DATA IN THIS EXERCISE:
========================================================================
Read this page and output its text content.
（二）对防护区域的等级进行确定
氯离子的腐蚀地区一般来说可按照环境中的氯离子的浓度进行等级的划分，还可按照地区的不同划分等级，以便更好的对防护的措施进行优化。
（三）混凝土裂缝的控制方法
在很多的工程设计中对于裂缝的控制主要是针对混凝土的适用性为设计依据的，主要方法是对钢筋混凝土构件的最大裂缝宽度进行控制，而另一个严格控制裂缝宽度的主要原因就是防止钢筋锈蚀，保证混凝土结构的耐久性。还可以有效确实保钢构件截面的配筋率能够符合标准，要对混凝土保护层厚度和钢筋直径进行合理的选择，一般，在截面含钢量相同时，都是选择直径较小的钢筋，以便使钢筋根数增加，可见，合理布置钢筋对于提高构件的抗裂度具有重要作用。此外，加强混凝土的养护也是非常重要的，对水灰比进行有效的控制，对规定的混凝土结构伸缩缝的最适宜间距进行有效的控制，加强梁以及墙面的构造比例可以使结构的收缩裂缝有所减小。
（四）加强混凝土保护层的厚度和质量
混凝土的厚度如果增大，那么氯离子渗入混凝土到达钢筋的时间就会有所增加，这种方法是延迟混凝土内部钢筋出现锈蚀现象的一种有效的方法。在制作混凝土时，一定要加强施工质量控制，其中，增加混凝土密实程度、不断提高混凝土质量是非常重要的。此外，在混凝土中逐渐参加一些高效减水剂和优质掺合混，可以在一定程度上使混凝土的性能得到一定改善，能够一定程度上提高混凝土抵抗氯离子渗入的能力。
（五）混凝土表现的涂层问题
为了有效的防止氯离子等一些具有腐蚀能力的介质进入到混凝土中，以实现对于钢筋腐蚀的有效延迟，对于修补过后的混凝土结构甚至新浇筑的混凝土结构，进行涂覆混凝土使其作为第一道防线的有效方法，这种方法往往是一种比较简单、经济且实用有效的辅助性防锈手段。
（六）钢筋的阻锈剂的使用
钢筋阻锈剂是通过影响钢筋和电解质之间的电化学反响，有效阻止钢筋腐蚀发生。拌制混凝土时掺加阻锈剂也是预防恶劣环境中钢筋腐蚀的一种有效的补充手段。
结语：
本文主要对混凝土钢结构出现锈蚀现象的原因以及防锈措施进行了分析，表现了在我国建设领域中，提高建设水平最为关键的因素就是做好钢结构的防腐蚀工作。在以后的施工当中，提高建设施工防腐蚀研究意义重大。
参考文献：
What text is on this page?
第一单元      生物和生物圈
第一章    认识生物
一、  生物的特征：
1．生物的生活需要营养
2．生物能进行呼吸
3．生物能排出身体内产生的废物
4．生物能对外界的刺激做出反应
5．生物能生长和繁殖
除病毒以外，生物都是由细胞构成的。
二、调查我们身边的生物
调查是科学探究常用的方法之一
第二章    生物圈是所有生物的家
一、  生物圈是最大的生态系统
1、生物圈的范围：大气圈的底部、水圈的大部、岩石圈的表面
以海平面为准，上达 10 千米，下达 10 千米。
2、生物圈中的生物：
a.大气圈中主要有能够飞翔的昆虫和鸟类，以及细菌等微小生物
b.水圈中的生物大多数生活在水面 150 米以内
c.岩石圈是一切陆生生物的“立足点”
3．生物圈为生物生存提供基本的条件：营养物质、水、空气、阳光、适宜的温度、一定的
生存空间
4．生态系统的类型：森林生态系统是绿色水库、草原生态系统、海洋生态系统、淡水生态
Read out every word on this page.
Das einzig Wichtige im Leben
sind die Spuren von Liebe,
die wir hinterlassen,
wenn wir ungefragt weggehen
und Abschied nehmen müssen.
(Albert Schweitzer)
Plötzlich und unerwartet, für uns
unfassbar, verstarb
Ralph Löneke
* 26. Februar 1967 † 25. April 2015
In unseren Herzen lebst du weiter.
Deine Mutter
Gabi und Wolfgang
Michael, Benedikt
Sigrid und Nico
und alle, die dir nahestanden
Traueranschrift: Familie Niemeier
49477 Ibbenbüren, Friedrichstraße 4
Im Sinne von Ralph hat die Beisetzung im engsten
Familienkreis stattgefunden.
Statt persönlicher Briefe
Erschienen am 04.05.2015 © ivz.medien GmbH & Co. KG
========================================================================
DESCRIPTION OF THE TASK:
Retype the whole listing, matching it exactly.

THE SOLUTION:
Read this page and output its text content.
（二）对防护区域的等级进行确定
氯离子的腐蚀地区一般来说可按照环境中的氯离子的浓度进行等级的划分，还可按照地区的不同划分等级，以便更好的对防护的措施进行优化。
（三）混凝土裂缝的控制方法
在很多的工程设计中对于裂缝的控制主要是针对混凝土的适用性为设计依据的，主要方法是对钢筋混凝土构件的最大裂缝宽度进行控制，而另一个严格控制裂缝宽度的主要原因就是防止钢筋锈蚀，保证混凝土结构的耐久性。还可以有效确实保钢构件截面的配筋率能够符合标准，要对混凝土保护层厚度和钢筋直径进行合理的选择，一般，在截面含钢量相同时，都是选择直径较小的钢筋，以便使钢筋根数增加，可见，合理布置钢筋对于提高构件的抗裂度具有重要作用。此外，加强混凝土的养护也是非常重要的，对水灰比进行有效的控制，对规定的混凝土结构伸缩缝的最适宜间距进行有效的控制，加强梁以及墙面的构造比例可以使结构的收缩裂缝有所减小。
（四）加强混凝土保护层的厚度和质量
混凝土的厚度如果增大，那么氯离子渗入混凝土到达钢筋的时间就会有所增加，这种方法是延迟混凝土内部钢筋出现锈蚀现象的一种有效的方法。在制作混凝土时，一定要加强施工质量控制，其中，增加混凝土密实程度、不断提高混凝土质量是非常重要的。此外，在混凝土中逐渐参加一些高效减水剂和优质掺合混，可以在一定程度上使混凝土的性能得到一定改善，能够一定程度上提高混凝土抵抗氯离子渗入的能力。
（五）混凝土表现的涂层问题
为了有效的防止氯离子等一些具有腐蚀能力的介质进入到混凝土中，以实现对于钢筋腐蚀的有效延迟，对于修补过后的混凝土结构甚至新浇筑的混凝土结构，进行涂覆混凝土使其作为第一道防线的有效方法，这种方法往往是一种比较简单、经济且实用有效的辅助性防锈手段。
（六）钢筋的阻锈剂的使用
钢筋阻锈剂是通过影响钢筋和电解质之间的电化学反响，有效阻止钢筋腐蚀发生。拌制混凝土时掺加阻锈剂也是预防恶劣环境中钢筋腐蚀的一种有效的补充手段。
结语：
本文主要对混凝土钢结构出现锈蚀现象的原因以及防锈措施进行了分析，表现了在我国建设领域中，提高建设水平最为关键的因素就是做好钢结构的防腐蚀工作。在以后的施工当中，提高建设施工防腐蚀研究意义重大。
参考文献：
What text is on this page?
第一单元      生物和生物圈
第一章    认识生物
一、  生物的特征：
1．生物的生活需要营养
2．生物能进行呼吸
3．生物能排出身体内产生的废物
4．生物能对外界的刺激做出反应
5．生物能生长和繁殖
除病毒以外，生物都是由细胞构成的。
二、调查我们身边的生物
调查是科学探究常用的方法之一
第二章    生物圈是所有生物的家
一、  生物圈是最大的生态系统
1、生物圈的范围：大气圈的底部、水圈的大部、岩石圈的表面
以海平面为准，上达 10 千米，下达 10 千米。
2、生物圈中的生物：
a.大气圈中主要有能够飞翔的昆虫和鸟类，以及细菌等微小生物
b.水圈中的生物大多数生活在水面 150 米以内
c.岩石圈是一切陆生生物的“立足点”
3．生物圈为生物生存提供基本的条件：营养物质、水、空气、阳光、适宜的温度、一定的
生存空间
4．生态系统的类型：森林生态系统是绿色水库、草原生态系统、海洋生态系统、淡水生态
Read out every word on this page.
Das einzig Wichtige im Leben
sind die Spuren von Liebe,
die wir hinterlassen,
wenn wir ungefragt weggehen
und Abschied nehmen müssen.
(Albert Schweitzer)
Plötzlich und unerwartet, für uns
unfassbar, verstarb
Ralph Löneke
* 26. Februar 1967 † 25. April 2015
In unseren Herzen lebst du weiter.
Deine Mutter
Gabi und Wolfgang
Michael, Benedikt
Sigrid und Nico
und alle, die dir nahestanden
Traueranschrift: Familie Niemeier
49477 Ibbenbüren, Friedrichstraße 4
Im Sinne von Ralph hat die Beisetzung im engsten
Familienkreis stattgefunden.
Statt persönlicher Briefe
Erschienen am 04.05.2015 © ivz.medien GmbH & Co. KG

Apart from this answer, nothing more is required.